*Task objective*: Quote the records in full and leave their pictures out.

*Records*:
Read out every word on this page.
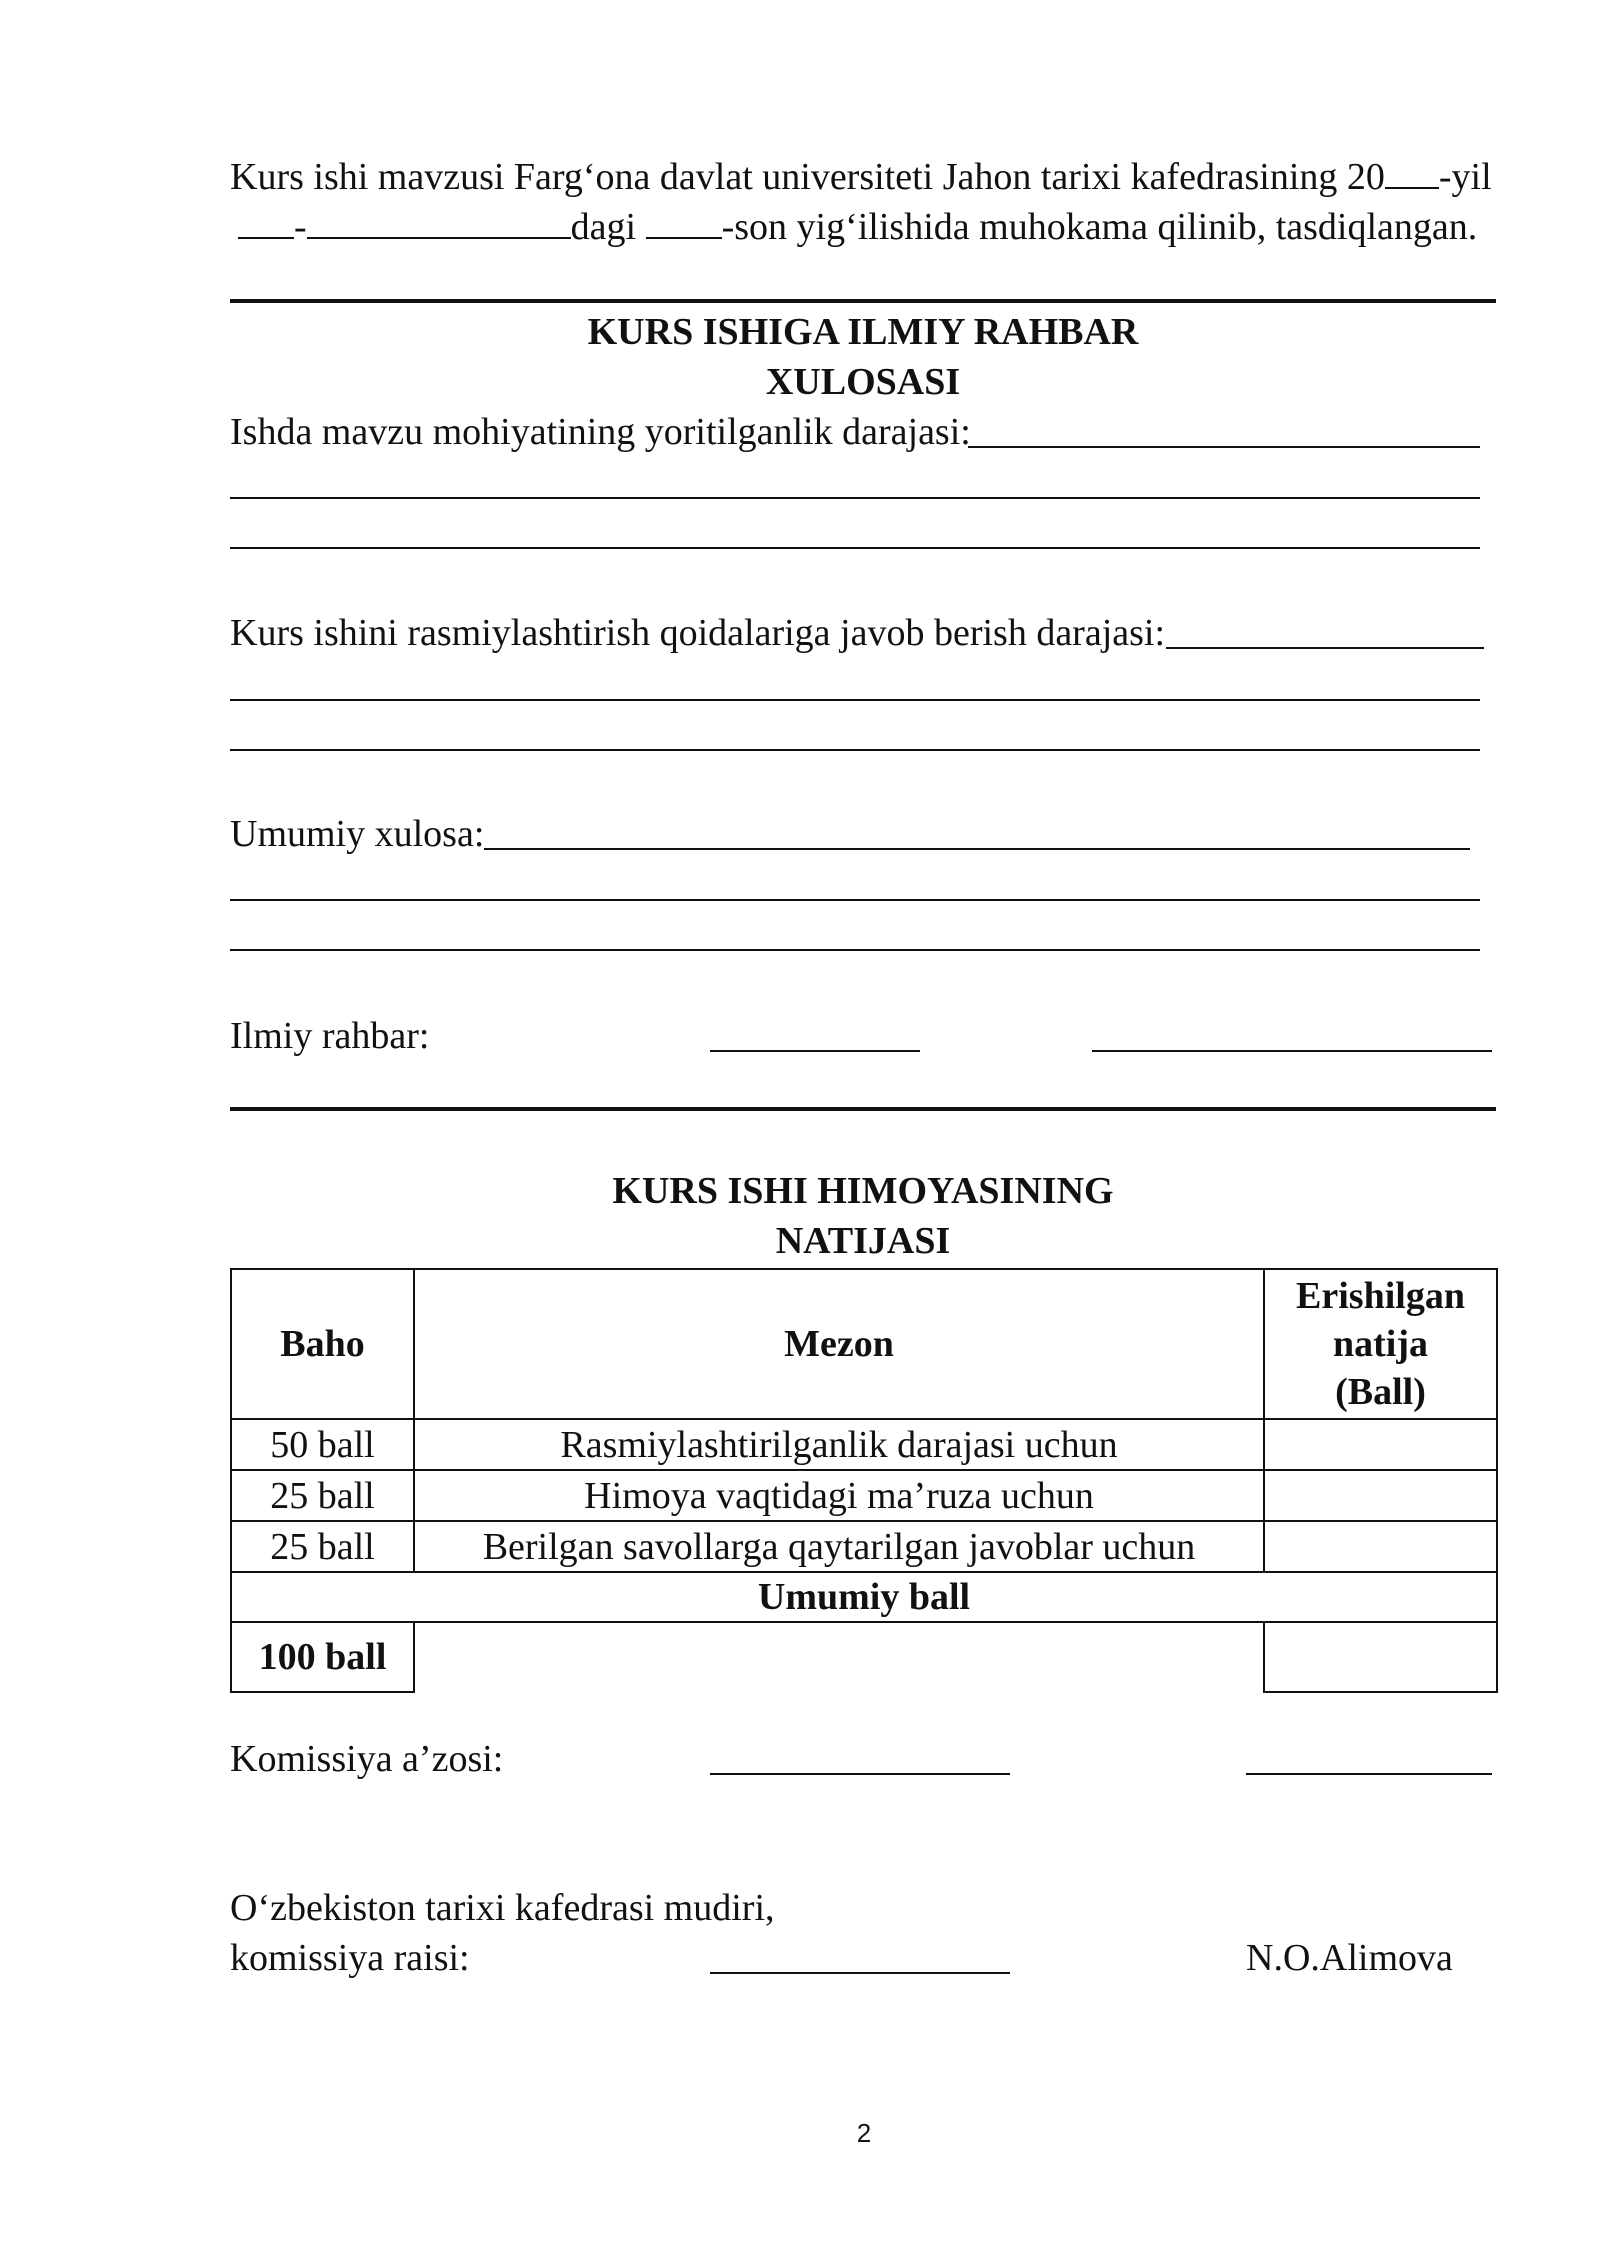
Kurs ishi mavzusi Farg‘ona davlat universiteti Jahon tarixi kafedrasining 20 -yil
-	dagi -son yig‘ilishida muhokama qilinib, tasdiqlangan.
KURS ISHIGA ILMIY RAHBAR
XULOSASI
Ishda mavzu mohiyatining yoritilganlik darajasi:
Kurs ishini rasmiylashtirish qoidalariga javob berish darajasi:
Umumiy xulosa:
Ilmiy rahbar:
KURS ISHI HIMOYASINING
NATIJASI
Baho	Mezon	Erishilgan
natija
(Ball)

50 ball	Rasmiylashtirilganlik darajasi uchun	
25 ball	Himoya vaqtidagi ma’ruza uchun	
25 ball	Berilgan savollarga qaytarilgan javoblar uchun	
Umumiy ball		
100 ball		
Komissiya a’zosi:
O‘zbekiston tarixi kafedrasi mudiri,
komissiya raisi:	N.O.Alimova
2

*Output*:
Read out every word on this page.
Kurs ishi mavzusi Farg‘ona davlat universiteti Jahon tarixi kafedrasining 20 -yil
-	dagi -son yig‘ilishida muhokama qilinib, tasdiqlangan.
KURS ISHIGA ILMIY RAHBAR
XULOSASI
Ishda mavzu mohiyatining yoritilganlik darajasi:
Kurs ishini rasmiylashtirish qoidalariga javob berish darajasi:
Umumiy xulosa:
Ilmiy rahbar:
KURS ISHI HIMOYASINING
NATIJASI
Baho	Mezon	Erishilgan
natija
(Ball)

50 ball	Rasmiylashtirilganlik darajasi uchun	
25 ball	Himoya vaqtidagi ma’ruza uchun	
25 ball	Berilgan savollarga qaytarilgan javoblar uchun	
Umumiy ball		
100 ball		
Komissiya a’zosi:
O‘zbekiston tarixi kafedrasi mudiri,
komissiya raisi:	N.O.Alimova
2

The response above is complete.